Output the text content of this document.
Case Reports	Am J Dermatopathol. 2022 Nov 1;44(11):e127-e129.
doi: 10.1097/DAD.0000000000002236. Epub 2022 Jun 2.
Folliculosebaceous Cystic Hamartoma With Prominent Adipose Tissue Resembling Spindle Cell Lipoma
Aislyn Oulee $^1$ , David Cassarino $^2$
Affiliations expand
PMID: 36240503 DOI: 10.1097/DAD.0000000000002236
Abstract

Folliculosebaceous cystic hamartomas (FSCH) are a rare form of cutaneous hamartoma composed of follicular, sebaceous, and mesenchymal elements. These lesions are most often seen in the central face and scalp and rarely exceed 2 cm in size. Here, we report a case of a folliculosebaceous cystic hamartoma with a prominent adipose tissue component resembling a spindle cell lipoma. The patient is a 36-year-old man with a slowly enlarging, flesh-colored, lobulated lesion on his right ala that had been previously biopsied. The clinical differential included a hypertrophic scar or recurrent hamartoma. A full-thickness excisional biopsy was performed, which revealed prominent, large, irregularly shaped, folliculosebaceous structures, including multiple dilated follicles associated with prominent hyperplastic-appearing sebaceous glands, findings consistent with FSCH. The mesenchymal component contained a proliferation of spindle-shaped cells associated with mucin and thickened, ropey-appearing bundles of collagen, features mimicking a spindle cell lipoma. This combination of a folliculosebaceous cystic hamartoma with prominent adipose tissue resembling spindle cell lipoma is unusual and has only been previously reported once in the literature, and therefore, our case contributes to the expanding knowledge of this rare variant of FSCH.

⁂

**DIRECTIONS**
The records above should be duplicated in full, exactly as given.

**SOLUTION FOR THIS TASK**
Output the text content of this document.
Case Reports	Am J Dermatopathol. 2022 Nov 1;44(11):e127-e129.
doi: 10.1097/DAD.0000000000002236. Epub 2022 Jun 2.
Folliculosebaceous Cystic Hamartoma With Prominent Adipose Tissue Resembling Spindle Cell Lipoma
Aislyn Oulee $^1$ , David Cassarino $^2$
Affiliations expand
PMID: 36240503 DOI: 10.1097/DAD.0000000000002236
Abstract

Folliculosebaceous cystic hamartomas (FSCH) are a rare form of cutaneous hamartoma composed of follicular, sebaceous, and mesenchymal elements. These lesions are most often seen in the central face and scalp and rarely exceed 2 cm in size. Here, we report a case of a folliculosebaceous cystic hamartoma with a prominent adipose tissue component resembling a spindle cell lipoma. The patient is a 36-year-old man with a slowly enlarging, flesh-colored, lobulated lesion on his right ala that had been previously biopsied. The clinical differential included a hypertrophic scar or recurrent hamartoma. A full-thickness excisional biopsy was performed, which revealed prominent, large, irregularly shaped, folliculosebaceous structures, including multiple dilated follicles associated with prominent hyperplastic-appearing sebaceous glands, findings consistent with FSCH. The mesenchymal component contained a proliferation of spindle-shaped cells associated with mucin and thickened, ropey-appearing bundles of collagen, features mimicking a spindle cell lipoma. This combination of a folliculosebaceous cystic hamartoma with prominent adipose tissue resembling spindle cell lipoma is unusual and has only been previously reported once in the literature, and therefore, our case contributes to the expanding knowledge of this rare variant of FSCH.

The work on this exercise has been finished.